» What the task requires
What follows is a block of records; restate each one word for word.

» Rows

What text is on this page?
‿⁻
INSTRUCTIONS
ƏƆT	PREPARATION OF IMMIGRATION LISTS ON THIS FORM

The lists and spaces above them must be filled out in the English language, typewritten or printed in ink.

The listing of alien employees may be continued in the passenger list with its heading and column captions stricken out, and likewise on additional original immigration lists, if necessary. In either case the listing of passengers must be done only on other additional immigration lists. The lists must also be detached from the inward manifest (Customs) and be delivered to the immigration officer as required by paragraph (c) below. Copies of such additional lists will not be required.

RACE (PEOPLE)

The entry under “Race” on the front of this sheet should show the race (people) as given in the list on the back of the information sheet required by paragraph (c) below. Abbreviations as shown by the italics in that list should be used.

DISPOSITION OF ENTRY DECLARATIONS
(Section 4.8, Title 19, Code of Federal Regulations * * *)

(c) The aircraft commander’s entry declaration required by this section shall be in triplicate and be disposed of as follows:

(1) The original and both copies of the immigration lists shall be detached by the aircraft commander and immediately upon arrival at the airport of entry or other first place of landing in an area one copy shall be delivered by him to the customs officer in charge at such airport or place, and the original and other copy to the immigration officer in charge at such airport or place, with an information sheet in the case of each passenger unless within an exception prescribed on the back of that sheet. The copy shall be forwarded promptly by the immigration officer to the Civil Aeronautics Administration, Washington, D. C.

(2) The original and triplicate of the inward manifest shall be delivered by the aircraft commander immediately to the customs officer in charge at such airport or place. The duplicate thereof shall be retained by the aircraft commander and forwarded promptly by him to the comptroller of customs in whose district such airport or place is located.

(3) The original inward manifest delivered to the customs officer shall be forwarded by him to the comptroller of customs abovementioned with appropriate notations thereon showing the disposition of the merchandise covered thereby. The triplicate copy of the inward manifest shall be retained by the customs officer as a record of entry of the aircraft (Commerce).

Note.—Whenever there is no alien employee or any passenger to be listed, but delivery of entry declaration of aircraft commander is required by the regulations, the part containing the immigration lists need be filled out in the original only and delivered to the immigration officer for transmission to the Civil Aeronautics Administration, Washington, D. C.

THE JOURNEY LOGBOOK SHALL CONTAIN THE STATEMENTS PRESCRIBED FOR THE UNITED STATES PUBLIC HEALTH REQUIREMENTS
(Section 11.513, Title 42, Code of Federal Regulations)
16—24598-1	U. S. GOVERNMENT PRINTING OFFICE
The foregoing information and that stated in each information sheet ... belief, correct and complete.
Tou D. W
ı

» The solution
What text is on this page?
‿⁻
INSTRUCTIONS
ƏƆT	PREPARATION OF IMMIGRATION LISTS ON THIS FORM

The lists and spaces above them must be filled out in the English language, typewritten or printed in ink.

The listing of alien employees may be continued in the passenger list with its heading and column captions stricken out, and likewise on additional original immigration lists, if necessary. In either case the listing of passengers must be done only on other additional immigration lists. The lists must also be detached from the inward manifest (Customs) and be delivered to the immigration officer as required by paragraph (c) below. Copies of such additional lists will not be required.

RACE (PEOPLE)

The entry under “Race” on the front of this sheet should show the race (people) as given in the list on the back of the information sheet required by paragraph (c) below. Abbreviations as shown by the italics in that list should be used.

DISPOSITION OF ENTRY DECLARATIONS
(Section 4.8, Title 19, Code of Federal Regulations * * *)

(c) The aircraft commander’s entry declaration required by this section shall be in triplicate and be disposed of as follows:

(1) The original and both copies of the immigration lists shall be detached by the aircraft commander and immediately upon arrival at the airport of entry or other first place of landing in an area one copy shall be delivered by him to the customs officer in charge at such airport or place, and the original and other copy to the immigration officer in charge at such airport or place, with an information sheet in the case of each passenger unless within an exception prescribed on the back of that sheet. The copy shall be forwarded promptly by the immigration officer to the Civil Aeronautics Administration, Washington, D. C.

(2) The original and triplicate of the inward manifest shall be delivered by the aircraft commander immediately to the customs officer in charge at such airport or place. The duplicate thereof shall be retained by the aircraft commander and forwarded promptly by him to the comptroller of customs in whose district such airport or place is located.

(3) The original inward manifest delivered to the customs officer shall be forwarded by him to the comptroller of customs abovementioned with appropriate notations thereon showing the disposition of the merchandise covered thereby. The triplicate copy of the inward manifest shall be retained by the customs officer as a record of entry of the aircraft (Commerce).

Note.—Whenever there is no alien employee or any passenger to be listed, but delivery of entry declaration of aircraft commander is required by the regulations, the part containing the immigration lists need be filled out in the original only and delivered to the immigration officer for transmission to the Civil Aeronautics Administration, Washington, D. C.

THE JOURNEY LOGBOOK SHALL CONTAIN THE STATEMENTS PRESCRIBED FOR THE UNITED STATES PUBLIC HEALTH REQUIREMENTS
(Section 11.513, Title 42, Code of Federal Regulations)
16—24598-1	U. S. GOVERNMENT PRINTING OFFICE
The foregoing information and that stated in each information sheet ... belief, correct and complete.
Tou D. W
ı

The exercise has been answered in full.